┌────────
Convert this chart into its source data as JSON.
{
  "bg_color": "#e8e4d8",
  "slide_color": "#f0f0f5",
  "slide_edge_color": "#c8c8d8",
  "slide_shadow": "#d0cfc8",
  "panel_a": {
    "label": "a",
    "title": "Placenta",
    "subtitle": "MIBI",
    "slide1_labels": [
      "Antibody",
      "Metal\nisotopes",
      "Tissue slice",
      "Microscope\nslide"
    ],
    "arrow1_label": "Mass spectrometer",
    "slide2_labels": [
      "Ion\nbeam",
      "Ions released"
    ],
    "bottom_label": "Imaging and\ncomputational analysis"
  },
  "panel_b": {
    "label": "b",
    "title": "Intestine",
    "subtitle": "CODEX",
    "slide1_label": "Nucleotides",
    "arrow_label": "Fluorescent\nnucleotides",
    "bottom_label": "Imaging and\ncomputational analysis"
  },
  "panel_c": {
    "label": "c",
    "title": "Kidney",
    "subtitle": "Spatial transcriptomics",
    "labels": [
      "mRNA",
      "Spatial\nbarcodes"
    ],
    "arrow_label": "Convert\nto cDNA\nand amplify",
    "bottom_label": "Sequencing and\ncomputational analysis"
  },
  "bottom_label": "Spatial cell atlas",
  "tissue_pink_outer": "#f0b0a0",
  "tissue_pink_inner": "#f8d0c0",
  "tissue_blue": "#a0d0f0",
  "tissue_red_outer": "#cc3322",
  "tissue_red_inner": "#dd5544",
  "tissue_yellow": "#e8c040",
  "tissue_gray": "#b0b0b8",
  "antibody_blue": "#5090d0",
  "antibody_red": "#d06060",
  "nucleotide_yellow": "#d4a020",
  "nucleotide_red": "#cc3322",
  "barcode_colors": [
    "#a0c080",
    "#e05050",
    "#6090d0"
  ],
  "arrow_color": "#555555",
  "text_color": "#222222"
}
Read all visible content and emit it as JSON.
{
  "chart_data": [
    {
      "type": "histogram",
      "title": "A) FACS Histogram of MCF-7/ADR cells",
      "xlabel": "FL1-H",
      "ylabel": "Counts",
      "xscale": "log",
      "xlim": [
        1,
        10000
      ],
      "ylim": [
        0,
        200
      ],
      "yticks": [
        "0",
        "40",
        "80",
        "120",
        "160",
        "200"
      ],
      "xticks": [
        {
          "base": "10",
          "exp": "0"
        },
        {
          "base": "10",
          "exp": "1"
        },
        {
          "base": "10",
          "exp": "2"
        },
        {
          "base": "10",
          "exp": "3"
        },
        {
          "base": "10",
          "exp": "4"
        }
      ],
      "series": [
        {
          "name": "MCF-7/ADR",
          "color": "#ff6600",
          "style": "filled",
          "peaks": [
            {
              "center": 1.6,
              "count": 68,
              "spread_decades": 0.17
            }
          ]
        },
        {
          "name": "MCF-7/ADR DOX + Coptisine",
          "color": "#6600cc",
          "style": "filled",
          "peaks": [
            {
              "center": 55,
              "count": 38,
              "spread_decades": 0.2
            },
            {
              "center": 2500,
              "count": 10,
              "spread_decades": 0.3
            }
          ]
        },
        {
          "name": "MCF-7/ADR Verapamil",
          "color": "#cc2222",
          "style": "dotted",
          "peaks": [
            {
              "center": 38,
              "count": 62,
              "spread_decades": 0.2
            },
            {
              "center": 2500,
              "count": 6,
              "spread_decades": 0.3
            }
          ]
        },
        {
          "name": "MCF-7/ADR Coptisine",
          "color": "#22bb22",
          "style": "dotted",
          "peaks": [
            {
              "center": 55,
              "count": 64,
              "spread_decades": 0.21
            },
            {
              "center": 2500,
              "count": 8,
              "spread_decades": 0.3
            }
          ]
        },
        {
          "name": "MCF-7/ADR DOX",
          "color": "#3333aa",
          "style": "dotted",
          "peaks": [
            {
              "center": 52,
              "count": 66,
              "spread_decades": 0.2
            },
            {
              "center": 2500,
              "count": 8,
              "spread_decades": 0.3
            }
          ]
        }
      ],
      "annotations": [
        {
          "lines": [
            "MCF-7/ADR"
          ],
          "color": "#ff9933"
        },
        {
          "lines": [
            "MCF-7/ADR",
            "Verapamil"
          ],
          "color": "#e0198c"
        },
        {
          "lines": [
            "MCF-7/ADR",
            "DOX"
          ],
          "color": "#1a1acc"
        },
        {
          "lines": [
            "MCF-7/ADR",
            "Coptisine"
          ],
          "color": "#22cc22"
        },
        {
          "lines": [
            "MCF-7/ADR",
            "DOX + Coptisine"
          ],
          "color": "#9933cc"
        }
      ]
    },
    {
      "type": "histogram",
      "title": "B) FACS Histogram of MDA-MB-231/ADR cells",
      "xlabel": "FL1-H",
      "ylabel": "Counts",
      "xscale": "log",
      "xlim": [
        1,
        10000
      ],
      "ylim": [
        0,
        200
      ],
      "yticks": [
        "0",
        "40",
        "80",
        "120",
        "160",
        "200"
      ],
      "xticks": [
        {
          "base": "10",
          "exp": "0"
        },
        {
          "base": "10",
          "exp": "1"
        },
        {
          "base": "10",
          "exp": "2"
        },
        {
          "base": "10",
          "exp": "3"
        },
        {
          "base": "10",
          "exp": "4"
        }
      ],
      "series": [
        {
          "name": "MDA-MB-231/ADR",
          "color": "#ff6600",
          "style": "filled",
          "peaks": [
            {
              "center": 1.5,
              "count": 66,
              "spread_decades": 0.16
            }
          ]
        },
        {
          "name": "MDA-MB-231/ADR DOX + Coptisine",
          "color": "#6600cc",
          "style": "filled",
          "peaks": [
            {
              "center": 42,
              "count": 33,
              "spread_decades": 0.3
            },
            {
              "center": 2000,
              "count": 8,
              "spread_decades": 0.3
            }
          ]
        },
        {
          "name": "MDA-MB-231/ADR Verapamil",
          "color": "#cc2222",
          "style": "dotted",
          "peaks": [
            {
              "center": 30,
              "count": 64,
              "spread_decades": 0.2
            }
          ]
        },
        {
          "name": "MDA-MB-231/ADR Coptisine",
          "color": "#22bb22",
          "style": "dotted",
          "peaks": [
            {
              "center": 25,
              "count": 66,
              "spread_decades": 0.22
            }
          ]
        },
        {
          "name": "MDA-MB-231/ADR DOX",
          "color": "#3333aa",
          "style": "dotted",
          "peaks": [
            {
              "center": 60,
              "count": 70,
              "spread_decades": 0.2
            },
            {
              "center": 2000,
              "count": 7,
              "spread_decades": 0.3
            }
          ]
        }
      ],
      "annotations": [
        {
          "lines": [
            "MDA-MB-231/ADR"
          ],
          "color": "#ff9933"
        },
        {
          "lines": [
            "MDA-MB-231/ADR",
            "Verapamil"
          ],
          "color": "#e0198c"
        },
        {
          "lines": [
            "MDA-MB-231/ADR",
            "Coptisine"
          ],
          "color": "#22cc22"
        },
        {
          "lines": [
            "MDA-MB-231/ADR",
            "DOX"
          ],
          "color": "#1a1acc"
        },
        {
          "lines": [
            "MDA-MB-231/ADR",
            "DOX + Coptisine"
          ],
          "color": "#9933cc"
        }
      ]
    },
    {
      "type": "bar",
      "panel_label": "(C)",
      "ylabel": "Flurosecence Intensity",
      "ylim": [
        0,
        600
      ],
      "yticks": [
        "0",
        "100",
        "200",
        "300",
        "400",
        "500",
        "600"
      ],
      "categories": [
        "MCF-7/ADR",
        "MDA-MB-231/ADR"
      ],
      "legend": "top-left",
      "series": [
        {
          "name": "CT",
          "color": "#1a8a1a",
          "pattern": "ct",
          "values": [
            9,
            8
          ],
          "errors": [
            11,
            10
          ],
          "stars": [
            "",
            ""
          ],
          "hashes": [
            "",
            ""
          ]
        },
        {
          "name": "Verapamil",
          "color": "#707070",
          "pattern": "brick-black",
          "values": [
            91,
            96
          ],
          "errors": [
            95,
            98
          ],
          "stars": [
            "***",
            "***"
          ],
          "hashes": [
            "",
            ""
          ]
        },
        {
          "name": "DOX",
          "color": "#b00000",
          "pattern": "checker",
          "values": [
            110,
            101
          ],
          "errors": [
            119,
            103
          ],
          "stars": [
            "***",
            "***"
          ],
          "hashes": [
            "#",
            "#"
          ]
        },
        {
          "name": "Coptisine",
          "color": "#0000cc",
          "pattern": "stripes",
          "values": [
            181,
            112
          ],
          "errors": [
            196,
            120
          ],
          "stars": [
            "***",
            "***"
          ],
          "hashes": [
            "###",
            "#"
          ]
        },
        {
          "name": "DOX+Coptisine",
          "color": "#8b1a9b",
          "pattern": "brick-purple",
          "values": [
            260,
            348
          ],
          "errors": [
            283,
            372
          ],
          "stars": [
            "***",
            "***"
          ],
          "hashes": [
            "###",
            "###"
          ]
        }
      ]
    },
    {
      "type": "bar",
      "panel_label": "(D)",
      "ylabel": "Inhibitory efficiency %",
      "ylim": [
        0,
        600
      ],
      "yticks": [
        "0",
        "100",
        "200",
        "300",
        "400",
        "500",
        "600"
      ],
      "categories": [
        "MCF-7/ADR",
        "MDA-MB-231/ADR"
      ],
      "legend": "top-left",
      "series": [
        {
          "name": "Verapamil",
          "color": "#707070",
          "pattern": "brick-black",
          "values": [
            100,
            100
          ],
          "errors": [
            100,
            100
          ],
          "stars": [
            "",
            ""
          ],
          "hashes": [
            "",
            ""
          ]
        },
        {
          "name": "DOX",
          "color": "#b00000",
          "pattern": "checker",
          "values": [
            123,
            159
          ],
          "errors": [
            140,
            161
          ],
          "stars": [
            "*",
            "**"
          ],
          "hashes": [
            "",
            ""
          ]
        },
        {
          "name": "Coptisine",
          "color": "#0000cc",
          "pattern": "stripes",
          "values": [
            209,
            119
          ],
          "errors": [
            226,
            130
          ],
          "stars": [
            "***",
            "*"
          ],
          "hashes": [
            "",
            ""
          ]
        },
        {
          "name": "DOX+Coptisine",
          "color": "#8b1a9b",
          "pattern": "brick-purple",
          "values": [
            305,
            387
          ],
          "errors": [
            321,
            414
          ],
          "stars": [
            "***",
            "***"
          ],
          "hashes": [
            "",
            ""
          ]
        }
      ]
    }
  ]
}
└────────
■ **HOW TO COMPLETE THIS TASK**:
Search the records for the word "cells" and copy out every line that holds it.

■ **RESULT FOR THIS TASK**:
      "title": "A) FACS Histogram of MCF-7/ADR cells",
      "title": "B) FACS Histogram of MDA-MB-231/ADR cells",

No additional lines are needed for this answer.